___ INFORMATION SHOWN ___

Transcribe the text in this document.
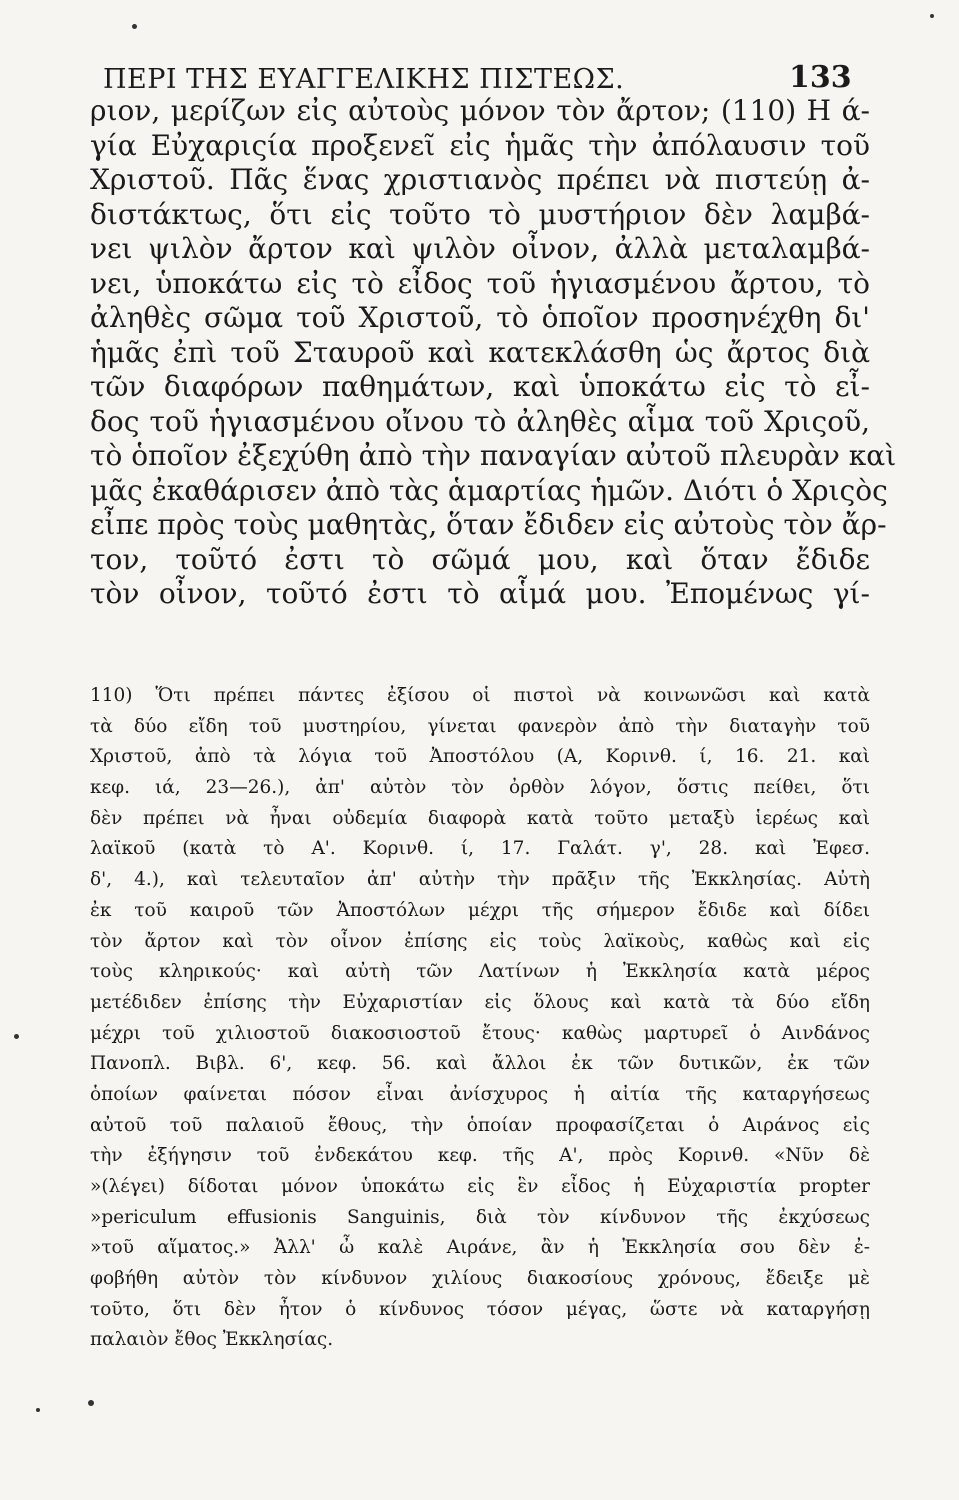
ΠΕΡΙ ΤΗΣ ΕΥΑΓΓΕΛΙΚΗΣ ΠΙΣΤΕΩΣ.	133
ριον, μερίζων εἰς αὐτοὺς μόνον τὸν ἄρτον; (110) Η ά-
γία Εὐχαριςία προξενεῖ εἰς ἡμᾶς τὴν ἀπόλαυσιν τοῦ
Χριστοῦ. Πᾶς ἕνας χριστιανὸς πρέπει νὰ πιστεύῃ ἀ-
διστάκτως, ὅτι εἰς τοῦτο τὸ μυστήριον δὲν λαμβά-
νει ψιλὸν ἄρτον καὶ ψιλὸν οἶνον, ἀλλὰ μεταλαμβά-
νει, ὑποκάτω εἰς τὸ εἶδος τοῦ ἡγιασμένου ἄρτου, τὸ
ἀληθὲς σῶμα τοῦ Χριστοῦ, τὸ ὁποῖον προσηνέχθη δι'
ἡμᾶς ἐπὶ τοῦ Σταυροῦ καὶ κατεκλάσθη ὡς ἄρτος διὰ
τῶν διαφόρων παθημάτων, καὶ ὑποκάτω εἰς τὸ εἶ-
δος τοῦ ἡγιασμένου οἴνου τὸ ἀληθὲς αἷμα τοῦ Χριςοῦ,
τὸ ὁποῖον ἐξεχύθη ἀπὸ τὴν παναγίαν αὐτοῦ πλευρὰν καὶ
μᾶς ἐκαθάρισεν ἀπὸ τὰς ἁμαρτίας ἡμῶν. Διότι ὁ Χριςὸς
εἶπε πρὸς τοὺς μαθητὰς, ὅταν ἔδιδεν εἰς αὐτοὺς τὸν ἄρ-
τον, τοῦτό ἐστι τὸ σῶμά μου, καὶ ὅταν ἔδιδε
τὸν οἶνον, τοῦτό ἐστι τὸ αἷμά μου. Ἐπομένως γί-
110) Ὅτι πρέπει πάντες ἐξίσου οἱ πιστοὶ νὰ κοινωνῶσι καὶ κατὰ
τὰ δύο εἴδη τοῦ μυστηρίου, γίνεται φανερὸν ἀπὸ τὴν διαταγὴν τοῦ
Χριστοῦ, ἀπὸ τὰ λόγια τοῦ Ἀποστόλου (Α, Κορινθ. ί, 16. 21. καὶ
κεφ. ιά, 23—26.), ἀπ' αὐτὸν τὸν ὀρθὸν λόγον, ὅστις πείθει, ὅτι
δὲν πρέπει νὰ ἦναι οὐδεμία διαφορὰ κατὰ τοῦτο μεταξὺ ἱερέως καὶ
λαϊκοῦ (κατὰ τὸ Α'. Κορινθ. ί, 17. Γαλάτ. γ', 28. καὶ Ἐφεσ.
δ', 4.), καὶ τελευταῖον ἀπ' αὐτὴν τὴν πρᾶξιν τῆς Ἐκκλησίας. Αὐτὴ
ἐκ τοῦ καιροῦ τῶν Ἀποστόλων μέχρι τῆς σήμερον ἔδιδε καὶ δίδει
τὸν ἄρτον καὶ τὸν οἶνον ἐπίσης εἰς τοὺς λαϊκοὺς, καθὼς καὶ εἰς
τοὺς κληρικούς· καὶ αὐτὴ τῶν Λατίνων ἡ Ἐκκλησία κατὰ μέρος
μετέδιδεν ἐπίσης τὴν Εὐχαριστίαν εἰς ὅλους καὶ κατὰ τὰ δύο εἴδη
μέχρι τοῦ χιλιοστοῦ διακοσιοστοῦ ἔτους· καθὼς μαρτυρεῖ ὁ Αινδάνος
Πανοπλ. Βιβλ. 6', κεφ. 56. καὶ ἄλλοι ἐκ τῶν δυτικῶν, ἐκ τῶν
ὁποίων φαίνεται πόσον εἶναι ἀνίσχυρος ἡ αἰτία τῆς καταργήσεως
αὐτοῦ τοῦ παλαιοῦ ἔθους, τὴν ὁποίαν προφασίζεται ὁ Αιράνος εἰς
τὴν ἐξήγησιν τοῦ ἐνδεκάτου κεφ. τῆς Α', πρὸς Κορινθ. «Νῦν δὲ
»(λέγει) δίδοται μόνον ὑποκάτω εἰς ἓν εἶδος ἡ Εὐχαριστία propter
»periculum effusionis Sanguinis, διὰ τὸν κίνδυνον τῆς ἐκχύσεως
»τοῦ αἵματος.» Ἀλλ' ὦ καλὲ Αιράνε, ἂν ἡ Ἐκκλησία σου δὲν ἐ-
φοβήθη αὐτὸν τὸν κίνδυνον χιλίους διακοσίους χρόνους, ἔδειξε μὲ
τοῦτο, ὅτι δὲν ἦτον ὁ κίνδυνος τόσον μέγας, ὥστε νὰ καταργήσῃ
παλαιὸν ἔθος Ἐκκλησίας.
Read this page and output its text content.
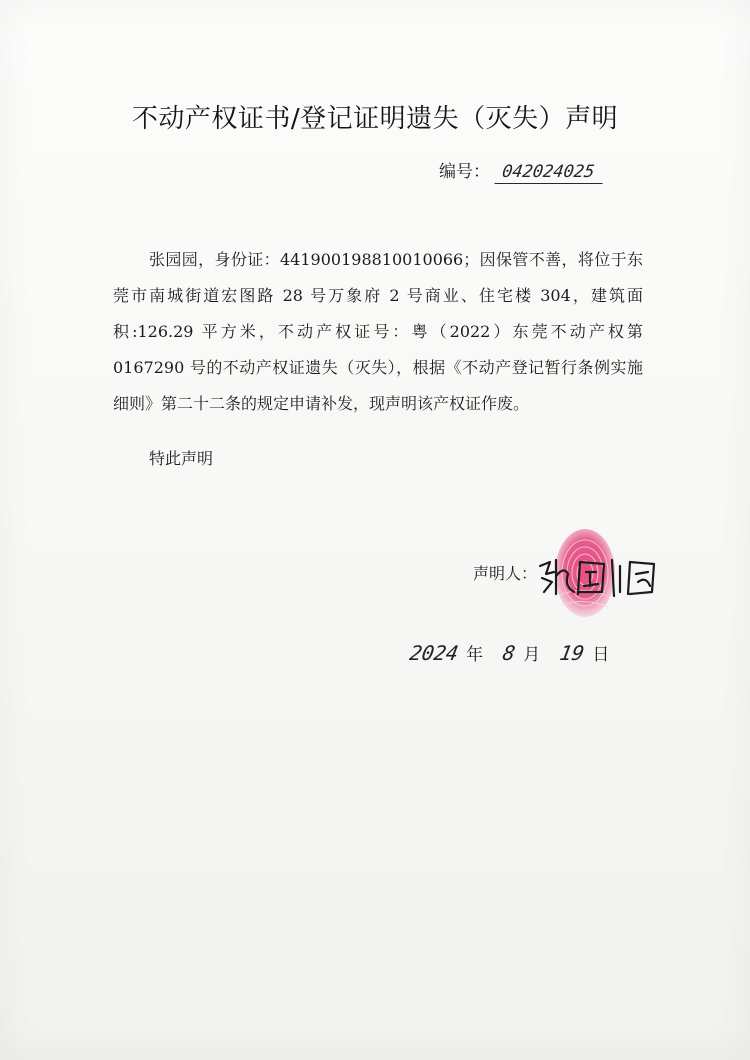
不动产权证书/登记证明遗失（灭失）声明
编号： 042024025
张园园，身份证：441900198810010066；因保管不善，将位于东莞市南城街道宏图路 28 号万象府 2 号商业、住宅楼 304，建筑面积:126.29 平方米，不动产权证号：粤（2022）东莞不动产权第 0167290 号的不动产权证遗失（灭失），根据《不动产登记暂行条例实施细则》第二十二条的规定申请补发，现声明该产权证作废。
特此声明
声明人：
2024 年 8 月 19 日
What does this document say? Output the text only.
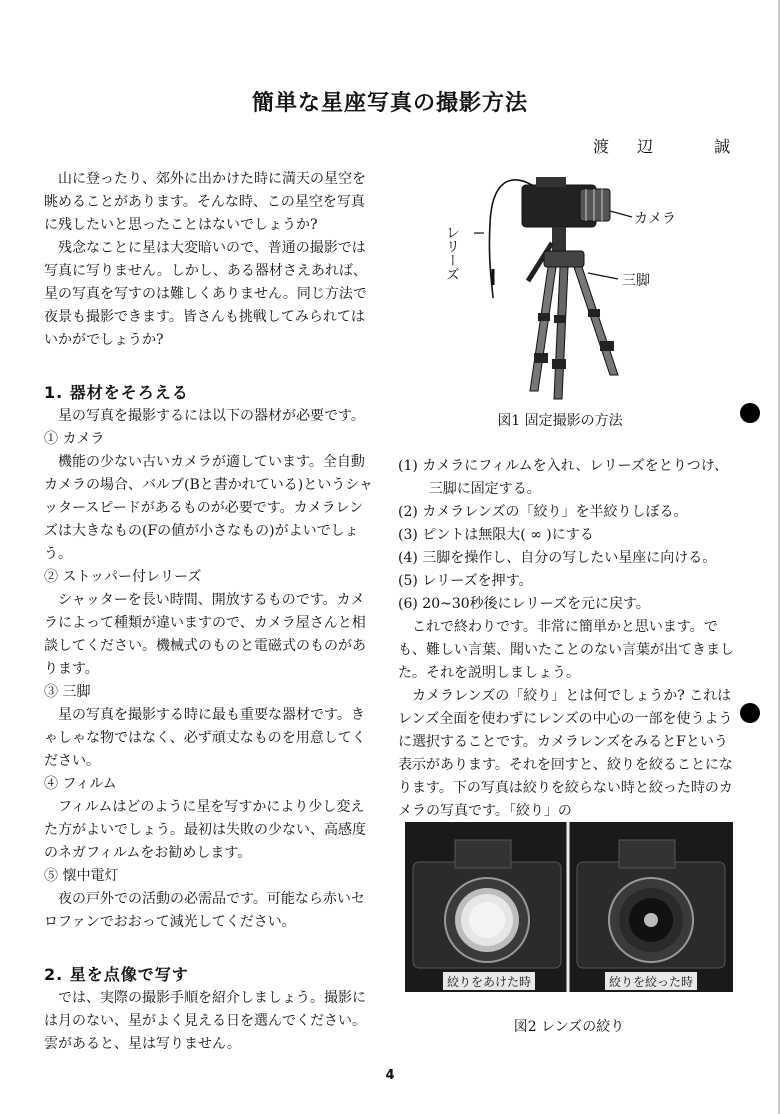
簡単な星座写真の撮影方法
渡辺 誠

山に登ったり、郊外に出かけた時に満天の星空を眺めることがあります。そんな時、この星空を写真に残したいと思ったことはないでしょうか?

残念なことに星は大変暗いので、普通の撮影では写真に写りません。しかし、ある器材さえあれば、星の写真を写すのは難しくありません。同じ方法で夜景も撮影できます。皆さんも挑戦してみられてはいかがでしょうか?

1. 器材をそろえる

星の写真を撮影するには以下の器材が必要です。

① カメラ

機能の少ない古いカメラが適しています。全自動カメラの場合、バルブ(Bと書かれている)というシャッタースピードがあるものが必要です。カメラレンズは大きなもの(Fの値が小さなもの)がよいでしょう。

② ストッパー付レリーズ

シャッターを長い時間、開放するものです。カメラによって種類が違いますので、カメラ屋さんと相談してください。機械式のものと電磁式のものがあります。

③ 三脚

星の写真を撮影する時に最も重要な器材です。きゃしゃな物ではなく、必ず頑丈なものを用意してください。

④ フィルム

フィルムはどのように星を写すかにより少し変えた方がよいでしょう。最初は失敗の少ない、高感度のネガフィルムをお勧めします。

⑤ 懐中電灯

夜の戸外での活動の必需品です。可能なら赤いセロファンでおおって減光してください。

2. 星を点像で写す

では、実際の撮影手順を紹介しましょう。撮影には月のない、星がよく見える日を選んでください。雲があると、星は写りません。

カメラ
三脚
レリーズ
図1 固定撮影の方法

(1) カメラにフィルムを入れ、レリーズをとりつけ、三脚に固定する。

(2) カメラレンズの「絞り」を半絞りしぼる。

(3) ピントは無限大( ∞ )にする

(4) 三脚を操作し、自分の写したい星座に向ける。

(5) レリーズを押す。

(6) 20~30秒後にレリーズを元に戻す。

これで終わりです。非常に簡単かと思います。でも、難しい言葉、聞いたことのない言葉が出てきました。それを説明しましょう。

カメラレンズの「絞り」とは何でしょうか? これはレンズ全面を使わずにレンズの中心の一部を使うように選択することです。カメラレンズをみるとFという表示があります。それを回すと、絞りを絞ることになります。下の写真は絞りを絞らない時と絞った時のカメラの写真です。「絞り」の

絞りをあけた時	絞りを絞った時
図2 レンズの絞り
4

___

Without including any pictures, output all the entries above exactly.

Transcribe the text in this document.
ΠΕΡΙ ΤΗΣ ΕΥΑΓΓΕΛΙΚΗΣ ΠΙΣΤΕΩΣ.	133
ριον, μερίζων εἰς αὐτοὺς μόνον τὸν ἄρτον; (110) Η ά-
γία Εὐχαριςία προξενεῖ εἰς ἡμᾶς τὴν ἀπόλαυσιν τοῦ
Χριστοῦ. Πᾶς ἕνας χριστιανὸς πρέπει νὰ πιστεύῃ ἀ-
διστάκτως, ὅτι εἰς τοῦτο τὸ μυστήριον δὲν λαμβά-
νει ψιλὸν ἄρτον καὶ ψιλὸν οἶνον, ἀλλὰ μεταλαμβά-
νει, ὑποκάτω εἰς τὸ εἶδος τοῦ ἡγιασμένου ἄρτου, τὸ
ἀληθὲς σῶμα τοῦ Χριστοῦ, τὸ ὁποῖον προσηνέχθη δι'
ἡμᾶς ἐπὶ τοῦ Σταυροῦ καὶ κατεκλάσθη ὡς ἄρτος διὰ
τῶν διαφόρων παθημάτων, καὶ ὑποκάτω εἰς τὸ εἶ-
δος τοῦ ἡγιασμένου οἴνου τὸ ἀληθὲς αἷμα τοῦ Χριςοῦ,
τὸ ὁποῖον ἐξεχύθη ἀπὸ τὴν παναγίαν αὐτοῦ πλευρὰν καὶ
μᾶς ἐκαθάρισεν ἀπὸ τὰς ἁμαρτίας ἡμῶν. Διότι ὁ Χριςὸς
εἶπε πρὸς τοὺς μαθητὰς, ὅταν ἔδιδεν εἰς αὐτοὺς τὸν ἄρ-
τον, τοῦτό ἐστι τὸ σῶμά μου, καὶ ὅταν ἔδιδε
τὸν οἶνον, τοῦτό ἐστι τὸ αἷμά μου. Ἐπομένως γί-
110) Ὅτι πρέπει πάντες ἐξίσου οἱ πιστοὶ νὰ κοινωνῶσι καὶ κατὰ
τὰ δύο εἴδη τοῦ μυστηρίου, γίνεται φανερὸν ἀπὸ τὴν διαταγὴν τοῦ
Χριστοῦ, ἀπὸ τὰ λόγια τοῦ Ἀποστόλου (Α, Κορινθ. ί, 16. 21. καὶ
κεφ. ιά, 23—26.), ἀπ' αὐτὸν τὸν ὀρθὸν λόγον, ὅστις πείθει, ὅτι
δὲν πρέπει νὰ ἦναι οὐδεμία διαφορὰ κατὰ τοῦτο μεταξὺ ἱερέως καὶ
λαϊκοῦ (κατὰ τὸ Α'. Κορινθ. ί, 17. Γαλάτ. γ', 28. καὶ Ἐφεσ.
δ', 4.), καὶ τελευταῖον ἀπ' αὐτὴν τὴν πρᾶξιν τῆς Ἐκκλησίας. Αὐτὴ
ἐκ τοῦ καιροῦ τῶν Ἀποστόλων μέχρι τῆς σήμερον ἔδιδε καὶ δίδει
τὸν ἄρτον καὶ τὸν οἶνον ἐπίσης εἰς τοὺς λαϊκοὺς, καθὼς καὶ εἰς
τοὺς κληρικούς· καὶ αὐτὴ τῶν Λατίνων ἡ Ἐκκλησία κατὰ μέρος
μετέδιδεν ἐπίσης τὴν Εὐχαριστίαν εἰς ὅλους καὶ κατὰ τὰ δύο εἴδη
μέχρι τοῦ χιλιοστοῦ διακοσιοστοῦ ἔτους· καθὼς μαρτυρεῖ ὁ Αινδάνος
Πανοπλ. Βιβλ. 6', κεφ. 56. καὶ ἄλλοι ἐκ τῶν δυτικῶν, ἐκ τῶν
ὁποίων φαίνεται πόσον εἶναι ἀνίσχυρος ἡ αἰτία τῆς καταργήσεως
αὐτοῦ τοῦ παλαιοῦ ἔθους, τὴν ὁποίαν προφασίζεται ὁ Αιράνος εἰς
τὴν ἐξήγησιν τοῦ ἐνδεκάτου κεφ. τῆς Α', πρὸς Κορινθ. «Νῦν δὲ
»(λέγει) δίδοται μόνον ὑποκάτω εἰς ἓν εἶδος ἡ Εὐχαριστία propter
»periculum effusionis Sanguinis, διὰ τὸν κίνδυνον τῆς ἐκχύσεως
»τοῦ αἵματος.» Ἀλλ' ὦ καλὲ Αιράνε, ἂν ἡ Ἐκκλησία σου δὲν ἐ-
φοβήθη αὐτὸν τὸν κίνδυνον χιλίους διακοσίους χρόνους, ἔδειξε μὲ
τοῦτο, ὅτι δὲν ἦτον ὁ κίνδυνος τόσον μέγας, ὥστε νὰ καταργήσῃ
παλαιὸν ἔθος Ἐκκλησίας.
Read this page and output its text content.
不动产权证书/登记证明遗失（灭失）声明
编号： 042024025
张园园，身份证：441900198810010066；因保管不善，将位于东莞市南城街道宏图路 28 号万象府 2 号商业、住宅楼 304，建筑面积:126.29 平方米，不动产权证号：粤（2022）东莞不动产权第 0167290 号的不动产权证遗失（灭失），根据《不动产登记暂行条例实施细则》第二十二条的规定申请补发，现声明该产权证作废。
特此声明
声明人：
2024 年 8 月 19 日
What does this document say? Output the text only.
簡単な星座写真の撮影方法
渡辺 誠

山に登ったり、郊外に出かけた時に満天の星空を眺めることがあります。そんな時、この星空を写真に残したいと思ったことはないでしょうか?

残念なことに星は大変暗いので、普通の撮影では写真に写りません。しかし、ある器材さえあれば、星の写真を写すのは難しくありません。同じ方法で夜景も撮影できます。皆さんも挑戦してみられてはいかがでしょうか?

1. 器材をそろえる

星の写真を撮影するには以下の器材が必要です。

① カメラ

機能の少ない古いカメラが適しています。全自動カメラの場合、バルブ(Bと書かれている)というシャッタースピードがあるものが必要です。カメラレンズは大きなもの(Fの値が小さなもの)がよいでしょう。

② ストッパー付レリーズ

シャッターを長い時間、開放するものです。カメラによって種類が違いますので、カメラ屋さんと相談してください。機械式のものと電磁式のものがあります。

③ 三脚

星の写真を撮影する時に最も重要な器材です。きゃしゃな物ではなく、必ず頑丈なものを用意してください。

④ フィルム

フィルムはどのように星を写すかにより少し変えた方がよいでしょう。最初は失敗の少ない、高感度のネガフィルムをお勧めします。

⑤ 懐中電灯

夜の戸外での活動の必需品です。可能なら赤いセロファンでおおって減光してください。

2. 星を点像で写す

では、実際の撮影手順を紹介しましょう。撮影には月のない、星がよく見える日を選んでください。雲があると、星は写りません。

カメラ
三脚
レリーズ
図1 固定撮影の方法

(1) カメラにフィルムを入れ、レリーズをとりつけ、三脚に固定する。

(2) カメラレンズの「絞り」を半絞りしぼる。

(3) ピントは無限大( ∞ )にする

(4) 三脚を操作し、自分の写したい星座に向ける。

(5) レリーズを押す。

(6) 20~30秒後にレリーズを元に戻す。

これで終わりです。非常に簡単かと思います。でも、難しい言葉、聞いたことのない言葉が出てきました。それを説明しましょう。

カメラレンズの「絞り」とは何でしょうか? これはレンズ全面を使わずにレンズの中心の一部を使うように選択することです。カメラレンズをみるとFという表示があります。それを回すと、絞りを絞ることになります。下の写真は絞りを絞らない時と絞った時のカメラの写真です。「絞り」の

絞りをあけた時	絞りを絞った時
図2 レンズの絞り
4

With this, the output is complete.